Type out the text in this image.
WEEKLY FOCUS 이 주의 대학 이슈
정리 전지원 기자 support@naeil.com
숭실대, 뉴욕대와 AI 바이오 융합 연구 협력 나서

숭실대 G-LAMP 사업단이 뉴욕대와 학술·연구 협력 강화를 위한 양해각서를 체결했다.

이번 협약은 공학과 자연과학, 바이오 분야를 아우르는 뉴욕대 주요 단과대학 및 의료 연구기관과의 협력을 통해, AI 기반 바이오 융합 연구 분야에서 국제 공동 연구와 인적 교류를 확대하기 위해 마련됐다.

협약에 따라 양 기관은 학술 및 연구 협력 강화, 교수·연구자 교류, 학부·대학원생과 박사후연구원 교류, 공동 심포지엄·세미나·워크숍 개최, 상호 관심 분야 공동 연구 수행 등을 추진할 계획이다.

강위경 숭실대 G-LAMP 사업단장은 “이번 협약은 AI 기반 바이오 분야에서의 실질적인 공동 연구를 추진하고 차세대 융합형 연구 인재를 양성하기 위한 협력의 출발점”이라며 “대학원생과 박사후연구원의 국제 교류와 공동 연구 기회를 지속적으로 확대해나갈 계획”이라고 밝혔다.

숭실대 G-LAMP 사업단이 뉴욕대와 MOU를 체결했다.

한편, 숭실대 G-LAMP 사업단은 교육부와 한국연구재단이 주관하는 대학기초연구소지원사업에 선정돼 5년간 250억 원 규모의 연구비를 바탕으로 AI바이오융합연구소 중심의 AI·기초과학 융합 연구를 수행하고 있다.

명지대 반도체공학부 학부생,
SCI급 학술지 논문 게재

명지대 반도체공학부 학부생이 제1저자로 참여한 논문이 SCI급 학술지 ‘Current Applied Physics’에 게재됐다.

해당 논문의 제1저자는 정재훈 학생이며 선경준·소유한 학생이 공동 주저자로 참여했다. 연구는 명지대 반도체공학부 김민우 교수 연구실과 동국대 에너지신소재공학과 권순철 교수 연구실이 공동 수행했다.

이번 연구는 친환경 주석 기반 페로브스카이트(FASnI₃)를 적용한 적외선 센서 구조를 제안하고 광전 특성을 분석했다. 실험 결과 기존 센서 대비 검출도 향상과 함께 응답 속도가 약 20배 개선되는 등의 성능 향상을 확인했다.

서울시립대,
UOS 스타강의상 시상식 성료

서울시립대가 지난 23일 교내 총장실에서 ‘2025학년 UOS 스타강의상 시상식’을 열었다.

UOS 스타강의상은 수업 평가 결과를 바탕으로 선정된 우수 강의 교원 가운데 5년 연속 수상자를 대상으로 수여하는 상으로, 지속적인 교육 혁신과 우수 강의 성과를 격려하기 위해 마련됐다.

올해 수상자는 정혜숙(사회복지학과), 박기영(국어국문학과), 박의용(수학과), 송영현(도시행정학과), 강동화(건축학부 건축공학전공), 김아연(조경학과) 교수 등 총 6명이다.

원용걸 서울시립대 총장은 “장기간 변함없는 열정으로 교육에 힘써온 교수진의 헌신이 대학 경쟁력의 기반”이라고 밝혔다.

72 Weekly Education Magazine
________
Return all lines containing the word "대학원생과".

**WORKED ANSWER**
협약에 따라 양 기관은 학술 및 연구 협력 강화, 교수·연구자 교류, 학부·대학원생과 박사후연구원 교류, 공동 심포지엄·세미나·워크숍 개최, 상호 관심 분야 공동 연구 수행 등을 추진할 계획이다.
강위경 숭실대 G-LAMP 사업단장은 “이번 협약은 AI 기반 바이오 분야에서의 실질적인 공동 연구를 추진하고 차세대 융합형 연구 인재를 양성하기 위한 협력의 출발점”이라며 “대학원생과 박사후연구원의 국제 교류와 공동 연구 기회를 지속적으로 확대해나갈 계획”이라고 밝혔다.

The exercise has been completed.